_Required task_: Do not carry the pictures over; copy every other part of the entries exactly.
-- begin --
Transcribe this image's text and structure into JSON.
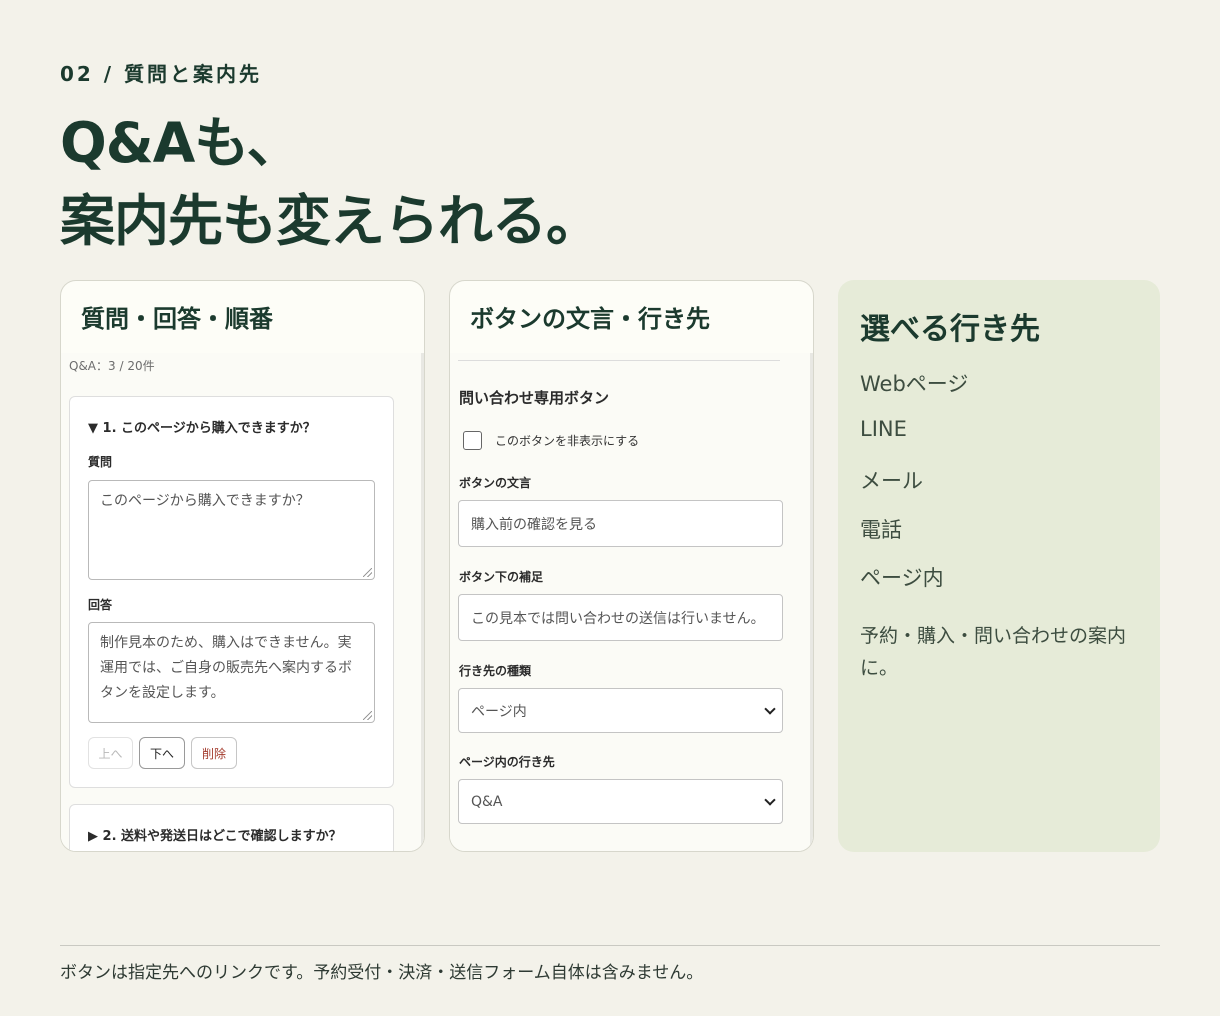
{
  "eyebrow": "02 / 質問と案内先",
  "headline": {
    "line1": "Q&Aも、",
    "line2": "案内先も変えられる。"
  },
  "panel_qa": {
    "title": "質問・回答・順番",
    "count": "Q&A：3 / 20件",
    "item1": {
      "summary": "▼ 1. このページから購入できますか？",
      "question_label": "質問",
      "question_value": "このページから購入できますか？",
      "answer_label": "回答",
      "answer_value": "制作見本のため、購入はできません。実運用では、ご自身の販売先へ案内するボタンを設定します。",
      "up_label": "上へ",
      "down_label": "下へ",
      "delete_label": "削除"
    },
    "item2": {
      "summary": "▶ 2. 送料や発送日はどこで確認しますか？"
    }
  },
  "panel_button": {
    "title": "ボタンの文言・行き先",
    "section_title": "問い合わせ専用ボタン",
    "hide_checkbox_label": "このボタンを非表示にする",
    "text_label": "ボタンの文言",
    "text_value": "購入前の確認を見る",
    "sub_label": "ボタン下の補足",
    "sub_value": "この見本では問い合わせの送信は行いません。",
    "type_label": "行き先の種類",
    "type_value": "ページ内",
    "target_label": "ページ内の行き先",
    "target_value": "Q&A"
  },
  "panel_dest": {
    "title": "選べる行き先",
    "items": [
      "Webページ",
      "LINE",
      "メール",
      "電話",
      "ページ内"
    ],
    "note": "予約・購入・問い合わせの案内に。"
  },
  "footer_note": "ボタンは指定先へのリンクです。予約受付・決済・送信フォーム自体は含みません。",
  "colors": {
    "background": "#f3f2ea",
    "heading": "#1b3a2e",
    "dest_panel": "#e6ebd8",
    "delete": "#a33a2c"
  }
}
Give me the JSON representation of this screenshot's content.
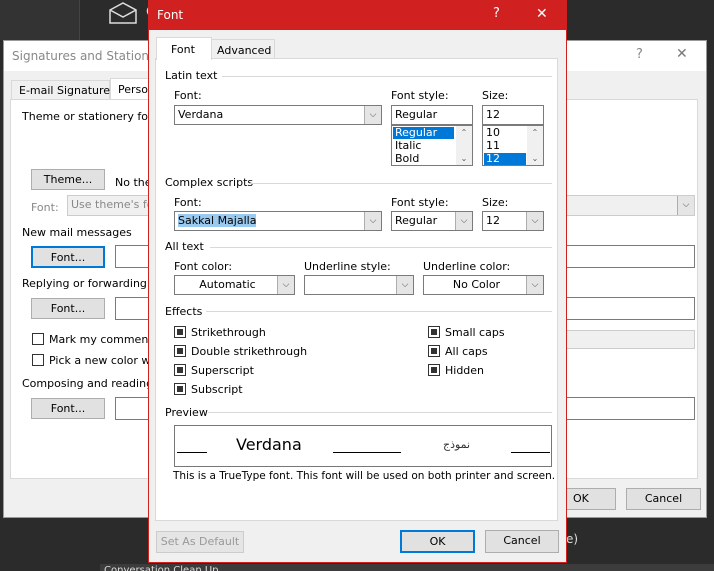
{
  "background": {
    "fragment_c": "C",
    "fragment_e": "e)",
    "bottom_text": "Conversation Clean Up"
  },
  "back_dialog": {
    "title": "Signatures and Stationery",
    "tabs": [
      "E-mail Signature",
      "Personal Stationery"
    ],
    "theme_section": "Theme or stationery for n",
    "theme_button": "Theme...",
    "no_theme": "No theme",
    "font_label": "Font:",
    "font_combo": "Use theme's font",
    "new_mail": "New mail messages",
    "font_button": "Font...",
    "replying": "Replying or forwarding m",
    "mark_comments": "Mark my comments w",
    "pick_color": "Pick a new color whe",
    "composing": "Composing and reading p",
    "ok": "OK",
    "cancel": "Cancel",
    "help": "?",
    "close": "✕"
  },
  "font_dialog": {
    "title": "Font",
    "help": "?",
    "close": "✕",
    "tabs": [
      {
        "label": "Font",
        "active": true
      },
      {
        "label": "Advanced",
        "active": false
      }
    ],
    "latin": {
      "heading": "Latin text",
      "font_label": "Font:",
      "font_value": "Verdana",
      "style_label": "Font style:",
      "style_value": "Regular",
      "style_options": [
        "Regular",
        "Italic",
        "Bold"
      ],
      "style_selected": "Regular",
      "size_label": "Size:",
      "size_value": "12",
      "size_options": [
        "10",
        "11",
        "12"
      ],
      "size_selected": "12"
    },
    "complex": {
      "heading": "Complex scripts",
      "font_label": "Font:",
      "font_value": "Sakkal Majalla",
      "style_label": "Font style:",
      "style_value": "Regular",
      "size_label": "Size:",
      "size_value": "12"
    },
    "all_text": {
      "heading": "All text",
      "color_label": "Font color:",
      "color_value": "Automatic",
      "underline_style_label": "Underline style:",
      "underline_style_value": "",
      "underline_color_label": "Underline color:",
      "underline_color_value": "No Color"
    },
    "effects": {
      "heading": "Effects",
      "left": [
        "Strikethrough",
        "Double strikethrough",
        "Superscript",
        "Subscript"
      ],
      "right": [
        "Small caps",
        "All caps",
        "Hidden"
      ]
    },
    "preview": {
      "heading": "Preview",
      "latin_sample": "Verdana",
      "complex_sample": "نموذج",
      "note": "This is a TrueType font. This font will be used on both printer and screen."
    },
    "buttons": {
      "set_default": "Set As Default",
      "ok": "OK",
      "cancel": "Cancel"
    },
    "accent": "#d02020"
  }
}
-- end --
_Correct result_:
Transcribe this image's text and structure into JSON.
{
  "eyebrow": "02 / 質問と案内先",
  "headline": {
    "line1": "Q&Aも、",
    "line2": "案内先も変えられる。"
  },
  "panel_qa": {
    "title": "質問・回答・順番",
    "count": "Q&A：3 / 20件",
    "item1": {
      "summary": "▼ 1. このページから購入できますか？",
      "question_label": "質問",
      "question_value": "このページから購入できますか？",
      "answer_label": "回答",
      "answer_value": "制作見本のため、購入はできません。実運用では、ご自身の販売先へ案内するボタンを設定します。",
      "up_label": "上へ",
      "down_label": "下へ",
      "delete_label": "削除"
    },
    "item2": {
      "summary": "▶ 2. 送料や発送日はどこで確認しますか？"
    }
  },
  "panel_button": {
    "title": "ボタンの文言・行き先",
    "section_title": "問い合わせ専用ボタン",
    "hide_checkbox_label": "このボタンを非表示にする",
    "text_label": "ボタンの文言",
    "text_value": "購入前の確認を見る",
    "sub_label": "ボタン下の補足",
    "sub_value": "この見本では問い合わせの送信は行いません。",
    "type_label": "行き先の種類",
    "type_value": "ページ内",
    "target_label": "ページ内の行き先",
    "target_value": "Q&A"
  },
  "panel_dest": {
    "title": "選べる行き先",
    "items": [
      "Webページ",
      "LINE",
      "メール",
      "電話",
      "ページ内"
    ],
    "note": "予約・購入・問い合わせの案内に。"
  },
  "footer_note": "ボタンは指定先へのリンクです。予約受付・決済・送信フォーム自体は含みません。",
  "colors": {
    "background": "#f3f2ea",
    "heading": "#1b3a2e",
    "dest_panel": "#e6ebd8",
    "delete": "#a33a2c"
  }
}
Give me the JSON representation of this screenshot's content.
{
  "background": {
    "fragment_c": "C",
    "fragment_e": "e)",
    "bottom_text": "Conversation Clean Up"
  },
  "back_dialog": {
    "title": "Signatures and Stationery",
    "tabs": [
      "E-mail Signature",
      "Personal Stationery"
    ],
    "theme_section": "Theme or stationery for n",
    "theme_button": "Theme...",
    "no_theme": "No theme",
    "font_label": "Font:",
    "font_combo": "Use theme's font",
    "new_mail": "New mail messages",
    "font_button": "Font...",
    "replying": "Replying or forwarding m",
    "mark_comments": "Mark my comments w",
    "pick_color": "Pick a new color whe",
    "composing": "Composing and reading p",
    "ok": "OK",
    "cancel": "Cancel",
    "help": "?",
    "close": "✕"
  },
  "font_dialog": {
    "title": "Font",
    "help": "?",
    "close": "✕",
    "tabs": [
      {
        "label": "Font",
        "active": true
      },
      {
        "label": "Advanced",
        "active": false
      }
    ],
    "latin": {
      "heading": "Latin text",
      "font_label": "Font:",
      "font_value": "Verdana",
      "style_label": "Font style:",
      "style_value": "Regular",
      "style_options": [
        "Regular",
        "Italic",
        "Bold"
      ],
      "style_selected": "Regular",
      "size_label": "Size:",
      "size_value": "12",
      "size_options": [
        "10",
        "11",
        "12"
      ],
      "size_selected": "12"
    },
    "complex": {
      "heading": "Complex scripts",
      "font_label": "Font:",
      "font_value": "Sakkal Majalla",
      "style_label": "Font style:",
      "style_value": "Regular",
      "size_label": "Size:",
      "size_value": "12"
    },
    "all_text": {
      "heading": "All text",
      "color_label": "Font color:",
      "color_value": "Automatic",
      "underline_style_label": "Underline style:",
      "underline_style_value": "",
      "underline_color_label": "Underline color:",
      "underline_color_value": "No Color"
    },
    "effects": {
      "heading": "Effects",
      "left": [
        "Strikethrough",
        "Double strikethrough",
        "Superscript",
        "Subscript"
      ],
      "right": [
        "Small caps",
        "All caps",
        "Hidden"
      ]
    },
    "preview": {
      "heading": "Preview",
      "latin_sample": "Verdana",
      "complex_sample": "نموذج",
      "note": "This is a TrueType font. This font will be used on both printer and screen."
    },
    "buttons": {
      "set_default": "Set As Default",
      "ok": "OK",
      "cancel": "Cancel"
    },
    "accent": "#d02020"
  }
}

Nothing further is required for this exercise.